THE REQUEST: Set down each entry from the block beneath, exactly as written.

Dataset entries on figures:
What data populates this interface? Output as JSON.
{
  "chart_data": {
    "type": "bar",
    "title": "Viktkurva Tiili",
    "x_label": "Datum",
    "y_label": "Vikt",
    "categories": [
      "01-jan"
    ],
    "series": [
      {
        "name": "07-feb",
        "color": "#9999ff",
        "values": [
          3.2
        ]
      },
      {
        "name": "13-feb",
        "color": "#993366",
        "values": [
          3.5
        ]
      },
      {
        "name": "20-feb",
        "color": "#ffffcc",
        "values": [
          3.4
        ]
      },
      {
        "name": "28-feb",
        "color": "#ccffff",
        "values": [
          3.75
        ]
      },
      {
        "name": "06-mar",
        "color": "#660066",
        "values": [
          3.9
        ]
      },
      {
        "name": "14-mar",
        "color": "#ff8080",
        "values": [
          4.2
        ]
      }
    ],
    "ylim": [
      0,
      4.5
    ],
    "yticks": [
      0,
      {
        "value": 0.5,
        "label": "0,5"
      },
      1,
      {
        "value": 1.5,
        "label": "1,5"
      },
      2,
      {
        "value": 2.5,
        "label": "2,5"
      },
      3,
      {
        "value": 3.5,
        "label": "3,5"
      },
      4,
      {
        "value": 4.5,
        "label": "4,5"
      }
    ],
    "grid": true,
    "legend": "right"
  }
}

FINAL ANSWER:
What data populates this interface? Output as JSON.
{
  "chart_data": {
    "type": "bar",
    "title": "Viktkurva Tiili",
    "x_label": "Datum",
    "y_label": "Vikt",
    "categories": [
      "01-jan"
    ],
    "series": [
      {
        "name": "07-feb",
        "color": "#9999ff",
        "values": [
          3.2
        ]
      },
      {
        "name": "13-feb",
        "color": "#993366",
        "values": [
          3.5
        ]
      },
      {
        "name": "20-feb",
        "color": "#ffffcc",
        "values": [
          3.4
        ]
      },
      {
        "name": "28-feb",
        "color": "#ccffff",
        "values": [
          3.75
        ]
      },
      {
        "name": "06-mar",
        "color": "#660066",
        "values": [
          3.9
        ]
      },
      {
        "name": "14-mar",
        "color": "#ff8080",
        "values": [
          4.2
        ]
      }
    ],
    "ylim": [
      0,
      4.5
    ],
    "yticks": [
      0,
      {
        "value": 0.5,
        "label": "0,5"
      },
      1,
      {
        "value": 1.5,
        "label": "1,5"
      },
      2,
      {
        "value": 2.5,
        "label": "2,5"
      },
      3,
      {
        "value": 3.5,
        "label": "3,5"
      },
      4,
      {
        "value": 4.5,
        "label": "4,5"
      }
    ],
    "grid": true,
    "legend": "right"
  }
}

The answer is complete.